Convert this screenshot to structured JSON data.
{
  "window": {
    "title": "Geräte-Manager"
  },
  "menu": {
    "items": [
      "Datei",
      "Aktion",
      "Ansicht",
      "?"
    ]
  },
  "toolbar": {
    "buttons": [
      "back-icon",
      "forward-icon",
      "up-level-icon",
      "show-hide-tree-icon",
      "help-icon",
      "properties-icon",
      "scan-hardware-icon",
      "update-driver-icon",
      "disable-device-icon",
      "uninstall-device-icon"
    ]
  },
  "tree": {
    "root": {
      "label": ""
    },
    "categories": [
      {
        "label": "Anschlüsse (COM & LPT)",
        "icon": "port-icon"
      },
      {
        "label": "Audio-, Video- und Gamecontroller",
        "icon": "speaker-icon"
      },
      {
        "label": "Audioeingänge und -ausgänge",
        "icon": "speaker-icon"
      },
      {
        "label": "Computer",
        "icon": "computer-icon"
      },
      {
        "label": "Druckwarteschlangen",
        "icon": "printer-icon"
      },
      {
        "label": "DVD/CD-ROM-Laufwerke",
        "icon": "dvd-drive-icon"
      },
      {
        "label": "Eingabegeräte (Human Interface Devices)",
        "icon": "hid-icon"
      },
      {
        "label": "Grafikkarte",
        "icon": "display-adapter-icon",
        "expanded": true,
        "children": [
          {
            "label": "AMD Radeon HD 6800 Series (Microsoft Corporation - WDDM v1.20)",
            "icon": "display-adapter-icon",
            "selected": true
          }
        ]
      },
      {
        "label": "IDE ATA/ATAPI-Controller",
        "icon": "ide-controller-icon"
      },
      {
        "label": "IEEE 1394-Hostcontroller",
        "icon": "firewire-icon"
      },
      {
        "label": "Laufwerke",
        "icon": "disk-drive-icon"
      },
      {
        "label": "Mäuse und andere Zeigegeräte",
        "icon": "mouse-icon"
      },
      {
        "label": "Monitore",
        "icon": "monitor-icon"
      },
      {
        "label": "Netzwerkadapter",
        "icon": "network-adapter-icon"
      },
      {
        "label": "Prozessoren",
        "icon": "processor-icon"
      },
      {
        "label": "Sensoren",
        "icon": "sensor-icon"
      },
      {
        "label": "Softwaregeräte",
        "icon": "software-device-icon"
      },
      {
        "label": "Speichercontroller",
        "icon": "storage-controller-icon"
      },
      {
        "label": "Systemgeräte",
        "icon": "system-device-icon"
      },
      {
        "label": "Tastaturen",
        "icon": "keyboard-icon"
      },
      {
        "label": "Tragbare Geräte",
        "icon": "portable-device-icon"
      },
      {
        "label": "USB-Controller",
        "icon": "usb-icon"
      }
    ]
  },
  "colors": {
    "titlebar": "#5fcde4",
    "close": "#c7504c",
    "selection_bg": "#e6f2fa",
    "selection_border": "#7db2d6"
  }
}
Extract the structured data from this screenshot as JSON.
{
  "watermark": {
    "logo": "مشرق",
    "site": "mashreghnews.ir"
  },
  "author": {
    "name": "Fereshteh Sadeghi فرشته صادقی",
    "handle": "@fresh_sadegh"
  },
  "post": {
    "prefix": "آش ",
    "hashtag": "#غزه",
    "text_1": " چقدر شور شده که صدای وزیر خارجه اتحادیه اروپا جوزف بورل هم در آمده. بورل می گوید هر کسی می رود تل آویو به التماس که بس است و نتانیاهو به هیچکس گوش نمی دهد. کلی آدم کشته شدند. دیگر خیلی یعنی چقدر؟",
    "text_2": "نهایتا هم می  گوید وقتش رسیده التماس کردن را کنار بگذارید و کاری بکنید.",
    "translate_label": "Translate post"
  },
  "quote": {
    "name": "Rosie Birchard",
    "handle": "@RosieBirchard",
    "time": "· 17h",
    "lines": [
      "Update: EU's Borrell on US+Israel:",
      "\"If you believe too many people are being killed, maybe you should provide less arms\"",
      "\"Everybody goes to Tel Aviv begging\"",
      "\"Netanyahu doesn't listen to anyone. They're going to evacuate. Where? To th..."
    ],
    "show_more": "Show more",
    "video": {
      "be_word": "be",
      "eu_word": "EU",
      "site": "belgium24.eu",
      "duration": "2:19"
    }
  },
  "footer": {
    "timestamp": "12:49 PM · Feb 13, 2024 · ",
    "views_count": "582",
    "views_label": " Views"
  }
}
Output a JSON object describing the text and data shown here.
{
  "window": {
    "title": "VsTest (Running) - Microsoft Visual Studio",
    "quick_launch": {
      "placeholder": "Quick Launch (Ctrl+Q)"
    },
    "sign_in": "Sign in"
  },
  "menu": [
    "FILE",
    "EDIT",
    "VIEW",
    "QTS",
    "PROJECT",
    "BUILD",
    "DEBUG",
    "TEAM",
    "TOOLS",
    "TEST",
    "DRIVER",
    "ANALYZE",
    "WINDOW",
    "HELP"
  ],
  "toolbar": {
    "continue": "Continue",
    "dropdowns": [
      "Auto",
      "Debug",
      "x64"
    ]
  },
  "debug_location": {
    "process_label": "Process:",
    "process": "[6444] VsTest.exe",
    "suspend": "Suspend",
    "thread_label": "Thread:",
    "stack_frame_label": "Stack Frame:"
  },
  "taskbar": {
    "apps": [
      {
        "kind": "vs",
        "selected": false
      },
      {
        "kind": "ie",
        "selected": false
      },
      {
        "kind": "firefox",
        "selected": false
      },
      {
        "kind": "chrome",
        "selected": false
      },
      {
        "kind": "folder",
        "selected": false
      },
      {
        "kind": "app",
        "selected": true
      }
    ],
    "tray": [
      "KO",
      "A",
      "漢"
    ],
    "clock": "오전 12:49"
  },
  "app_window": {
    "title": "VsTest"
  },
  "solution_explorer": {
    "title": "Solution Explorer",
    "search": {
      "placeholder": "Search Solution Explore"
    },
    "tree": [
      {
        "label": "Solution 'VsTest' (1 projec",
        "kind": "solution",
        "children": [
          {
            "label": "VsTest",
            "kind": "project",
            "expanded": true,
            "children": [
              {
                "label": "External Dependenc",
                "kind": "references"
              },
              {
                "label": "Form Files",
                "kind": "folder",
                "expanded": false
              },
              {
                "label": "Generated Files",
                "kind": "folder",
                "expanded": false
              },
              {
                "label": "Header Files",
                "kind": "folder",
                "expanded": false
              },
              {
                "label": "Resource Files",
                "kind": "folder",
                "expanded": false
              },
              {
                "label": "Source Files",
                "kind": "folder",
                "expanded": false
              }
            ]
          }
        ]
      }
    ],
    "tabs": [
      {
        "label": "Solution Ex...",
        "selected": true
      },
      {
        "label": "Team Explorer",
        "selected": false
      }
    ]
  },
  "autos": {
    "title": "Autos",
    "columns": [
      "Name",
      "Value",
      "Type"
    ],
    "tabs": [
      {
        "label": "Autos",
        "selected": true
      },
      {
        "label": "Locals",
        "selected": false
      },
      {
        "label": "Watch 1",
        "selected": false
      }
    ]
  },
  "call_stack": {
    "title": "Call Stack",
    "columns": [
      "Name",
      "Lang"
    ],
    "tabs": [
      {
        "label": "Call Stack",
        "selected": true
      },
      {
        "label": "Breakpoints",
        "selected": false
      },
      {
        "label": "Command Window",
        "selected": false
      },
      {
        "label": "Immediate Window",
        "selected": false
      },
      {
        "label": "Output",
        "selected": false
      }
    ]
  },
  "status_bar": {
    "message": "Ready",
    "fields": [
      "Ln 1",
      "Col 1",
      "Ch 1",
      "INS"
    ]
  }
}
☆ ☆ ☆ ☆ ☆ ☆ ☆
Scan the listing above for the word "site" and copy every line that holds it.

    "site": "mashreghnews.ir"
      "site": "belgium24.eu",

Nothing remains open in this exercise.